Fifth topic, patterns

There are not a few works that seriously document architectural patterns. Sometimes the patterns that decide an architecture is bad is more useful than the ones that tell you exactly what to do.Patterns are not believes, but just what 'they' did before. Anyone can choose to start a new 'pattern' and try to be successful.

Sixth topic, about re-factoring, care and feed of architecture

There are many occasions that, the project team has to deliver the product in a tight schedule so that parts of the architecture is done in an "ugly" way. Then, the team must pre-schedule a "re-factoring" phase to improve the "ugly" implementation after the initial work is delivered.

Another message is that it is very important that the feature and capability of a solution should be managed.

An architecture is somewhat like a garden. You have to keep taking care of it from time to time. Otherwise, it is going to be ugly after a while.

Seventh topic, a few architectural principles

It is a nature for most developers and architects that, when designing the architectures, they try their best to explore all the alternative architecture designs and give best shot after a decent and profound consideration process. The following principles seems to be the best ones from most of the time.

1. Encapsulation. This is a very well-known design. The basic idea is to group different functionalities into different "black boxes" (should I call it components?) so that the whole architecture is just like these boxes plus the communications among the boxes.

2. Interface. It is very important that the interfaces among different components are documented clearly and well.

3. Loose coupling. It means the interconnectedness among different components should be reduced to minimal. This will ease the changes and also improve the architecture if parallelism is used in the architecture design.

4. Appropriate granularity. The architecture design cannot be at the very very detail. When it comes to finer granularity, it means the freedom that the developer can take is more reduced which brings more difficulty to the implementation.

5. High cohesion. It describes the pieces in each component of an architecture. If all the elements are strongly related and contributed to a single task, the component is highly cohesive.

************

Tasks to complete:
1. In one to three sentences, explain why the architecture notes say a design should not be worked out at very fine granularity.
2. Pick up the architecture notes after the last sentence on high cohesion and continue them.

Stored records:
************

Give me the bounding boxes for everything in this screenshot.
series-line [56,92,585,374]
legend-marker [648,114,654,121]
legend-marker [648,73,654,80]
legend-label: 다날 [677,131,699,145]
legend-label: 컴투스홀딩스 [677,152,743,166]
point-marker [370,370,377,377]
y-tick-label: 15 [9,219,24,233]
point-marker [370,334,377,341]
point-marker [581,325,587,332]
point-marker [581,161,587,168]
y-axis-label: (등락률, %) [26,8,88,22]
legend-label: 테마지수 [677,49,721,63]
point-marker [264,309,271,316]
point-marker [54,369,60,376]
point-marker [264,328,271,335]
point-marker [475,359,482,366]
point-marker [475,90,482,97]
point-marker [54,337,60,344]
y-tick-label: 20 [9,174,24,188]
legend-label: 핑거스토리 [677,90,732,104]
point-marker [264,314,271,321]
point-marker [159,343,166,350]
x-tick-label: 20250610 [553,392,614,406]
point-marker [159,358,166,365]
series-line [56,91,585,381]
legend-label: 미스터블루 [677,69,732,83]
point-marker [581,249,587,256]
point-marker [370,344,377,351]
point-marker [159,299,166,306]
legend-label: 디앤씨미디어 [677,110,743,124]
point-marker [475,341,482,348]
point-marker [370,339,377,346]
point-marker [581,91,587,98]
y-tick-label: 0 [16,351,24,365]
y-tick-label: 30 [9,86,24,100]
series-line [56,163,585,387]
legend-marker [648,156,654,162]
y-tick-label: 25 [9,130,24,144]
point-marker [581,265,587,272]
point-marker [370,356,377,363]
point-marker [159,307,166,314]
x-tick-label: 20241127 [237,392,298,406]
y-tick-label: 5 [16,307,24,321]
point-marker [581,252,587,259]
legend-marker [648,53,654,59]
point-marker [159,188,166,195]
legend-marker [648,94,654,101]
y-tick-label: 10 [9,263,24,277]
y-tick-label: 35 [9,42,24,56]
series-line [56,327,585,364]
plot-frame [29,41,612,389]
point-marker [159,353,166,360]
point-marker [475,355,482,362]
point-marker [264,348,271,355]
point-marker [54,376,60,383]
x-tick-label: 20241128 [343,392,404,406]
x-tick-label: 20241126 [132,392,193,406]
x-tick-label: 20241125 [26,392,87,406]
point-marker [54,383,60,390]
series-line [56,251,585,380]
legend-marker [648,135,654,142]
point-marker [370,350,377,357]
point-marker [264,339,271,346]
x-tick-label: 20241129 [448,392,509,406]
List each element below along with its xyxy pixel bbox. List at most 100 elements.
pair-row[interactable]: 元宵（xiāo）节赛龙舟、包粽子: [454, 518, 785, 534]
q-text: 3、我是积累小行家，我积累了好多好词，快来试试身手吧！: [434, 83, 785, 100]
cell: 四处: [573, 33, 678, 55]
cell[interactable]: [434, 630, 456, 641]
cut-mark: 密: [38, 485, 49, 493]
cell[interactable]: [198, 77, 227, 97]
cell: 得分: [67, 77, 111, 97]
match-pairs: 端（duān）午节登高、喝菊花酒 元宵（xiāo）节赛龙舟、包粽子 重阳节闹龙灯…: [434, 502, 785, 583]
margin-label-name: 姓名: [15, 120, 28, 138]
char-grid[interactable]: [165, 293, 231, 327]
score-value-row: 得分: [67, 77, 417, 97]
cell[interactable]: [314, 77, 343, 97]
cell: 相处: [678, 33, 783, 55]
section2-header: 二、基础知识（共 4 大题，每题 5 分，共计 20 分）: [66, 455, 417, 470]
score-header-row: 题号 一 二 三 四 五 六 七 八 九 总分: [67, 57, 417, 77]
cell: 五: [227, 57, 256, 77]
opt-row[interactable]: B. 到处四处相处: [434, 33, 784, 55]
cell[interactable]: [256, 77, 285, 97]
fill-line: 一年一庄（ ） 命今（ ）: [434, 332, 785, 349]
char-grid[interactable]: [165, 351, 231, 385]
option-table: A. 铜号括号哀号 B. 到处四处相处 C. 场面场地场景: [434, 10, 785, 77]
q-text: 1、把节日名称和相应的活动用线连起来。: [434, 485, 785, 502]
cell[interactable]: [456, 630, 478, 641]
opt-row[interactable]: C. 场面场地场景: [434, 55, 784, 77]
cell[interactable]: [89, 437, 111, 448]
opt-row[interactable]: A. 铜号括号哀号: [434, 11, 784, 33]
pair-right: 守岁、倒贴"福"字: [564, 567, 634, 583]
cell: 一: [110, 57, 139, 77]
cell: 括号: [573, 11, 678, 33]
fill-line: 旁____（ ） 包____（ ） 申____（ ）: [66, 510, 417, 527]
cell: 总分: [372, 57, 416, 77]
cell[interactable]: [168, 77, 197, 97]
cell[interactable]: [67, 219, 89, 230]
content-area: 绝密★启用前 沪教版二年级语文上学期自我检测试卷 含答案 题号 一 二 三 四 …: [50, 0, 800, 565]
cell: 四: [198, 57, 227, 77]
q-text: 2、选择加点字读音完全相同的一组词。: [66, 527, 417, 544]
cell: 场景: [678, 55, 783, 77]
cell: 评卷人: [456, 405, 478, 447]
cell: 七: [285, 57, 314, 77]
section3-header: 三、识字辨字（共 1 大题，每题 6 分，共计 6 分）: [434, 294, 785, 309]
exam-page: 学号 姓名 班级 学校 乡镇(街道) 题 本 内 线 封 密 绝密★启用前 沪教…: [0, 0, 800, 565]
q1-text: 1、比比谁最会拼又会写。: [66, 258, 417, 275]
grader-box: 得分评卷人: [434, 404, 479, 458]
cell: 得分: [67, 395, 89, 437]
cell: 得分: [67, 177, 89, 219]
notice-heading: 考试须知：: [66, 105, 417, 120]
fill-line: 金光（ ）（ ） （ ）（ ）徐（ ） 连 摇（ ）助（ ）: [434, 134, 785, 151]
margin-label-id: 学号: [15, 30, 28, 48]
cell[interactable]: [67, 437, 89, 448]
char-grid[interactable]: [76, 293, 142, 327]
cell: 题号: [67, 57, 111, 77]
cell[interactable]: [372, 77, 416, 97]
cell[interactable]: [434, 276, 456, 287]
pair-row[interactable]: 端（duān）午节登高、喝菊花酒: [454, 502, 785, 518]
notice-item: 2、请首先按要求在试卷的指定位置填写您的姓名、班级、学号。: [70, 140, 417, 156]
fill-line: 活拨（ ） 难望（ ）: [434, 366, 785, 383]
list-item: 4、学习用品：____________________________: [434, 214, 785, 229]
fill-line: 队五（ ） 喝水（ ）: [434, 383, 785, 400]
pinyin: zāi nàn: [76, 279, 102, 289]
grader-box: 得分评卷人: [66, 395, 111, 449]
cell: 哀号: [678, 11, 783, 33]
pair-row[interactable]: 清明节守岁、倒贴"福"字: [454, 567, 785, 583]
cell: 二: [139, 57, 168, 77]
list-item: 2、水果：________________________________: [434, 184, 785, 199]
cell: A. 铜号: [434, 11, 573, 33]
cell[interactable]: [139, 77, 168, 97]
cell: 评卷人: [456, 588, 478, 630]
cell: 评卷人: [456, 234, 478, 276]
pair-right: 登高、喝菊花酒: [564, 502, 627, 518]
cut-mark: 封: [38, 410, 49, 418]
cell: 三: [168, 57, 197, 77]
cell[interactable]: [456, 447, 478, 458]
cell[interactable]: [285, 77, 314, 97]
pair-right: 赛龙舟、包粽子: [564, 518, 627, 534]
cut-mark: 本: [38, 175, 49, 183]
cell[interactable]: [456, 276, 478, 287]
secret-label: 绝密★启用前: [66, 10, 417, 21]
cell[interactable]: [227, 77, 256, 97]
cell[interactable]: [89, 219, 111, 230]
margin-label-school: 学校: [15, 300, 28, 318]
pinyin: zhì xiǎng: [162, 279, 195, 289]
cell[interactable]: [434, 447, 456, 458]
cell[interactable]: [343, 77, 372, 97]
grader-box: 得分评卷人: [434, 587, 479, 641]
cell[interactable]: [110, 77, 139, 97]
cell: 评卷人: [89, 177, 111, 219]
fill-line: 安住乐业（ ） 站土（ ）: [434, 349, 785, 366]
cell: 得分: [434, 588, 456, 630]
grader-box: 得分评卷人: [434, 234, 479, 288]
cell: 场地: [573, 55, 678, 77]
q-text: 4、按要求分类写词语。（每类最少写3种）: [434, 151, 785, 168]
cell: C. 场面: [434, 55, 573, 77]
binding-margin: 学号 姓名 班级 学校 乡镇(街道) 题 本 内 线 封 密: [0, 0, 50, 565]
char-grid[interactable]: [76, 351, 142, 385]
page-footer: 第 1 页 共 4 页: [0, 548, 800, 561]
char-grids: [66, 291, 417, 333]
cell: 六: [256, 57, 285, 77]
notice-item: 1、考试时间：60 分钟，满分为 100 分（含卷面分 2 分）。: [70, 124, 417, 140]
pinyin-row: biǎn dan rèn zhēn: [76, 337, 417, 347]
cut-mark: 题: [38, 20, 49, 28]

************

Answers per task:
1. A design worked out at finer granularity leaves the developer less freedom. That loss of freedom makes the implementation more difficult.

2.
6. Parametrization. This is also related to components. Every component must define clear input and output.

7. Deferral. In many architecture design process, it is due to the business requirement that many design choices must be made ahead of time. This, of course, brings risk to the architecture and the solution. In general, it is always a good choice to try best to defer such choice-making process until you are very well prepared.

Eighth topic, how to let people understand the big picture

Apparently, not all the people in a development team can easily understand the picture you draw. This is because they have different roles, backgrounds, and knowledge. The best way is that you prepare different pictures for different people to understand and you make sure that these pictures are consistent. A very well-known method is the rational "4+1" model. There are four views of an architecture.

i. Logical view. This is more or less a static snapshot of all the components of a system. This view is focused on functionality.

ii. Process view. If the product is just a software, this view is about the concurrent processes. If the product is a kind of combination of software and services, this view includes a lot of business processes and the underlying IT processes that enable the business processes.

iii. Development view. It is a static presentation of organizations of the functionalities of the architecture.

iv. Physical view. This is a more "physical" picture of the architecture (it includes the physical technology maps).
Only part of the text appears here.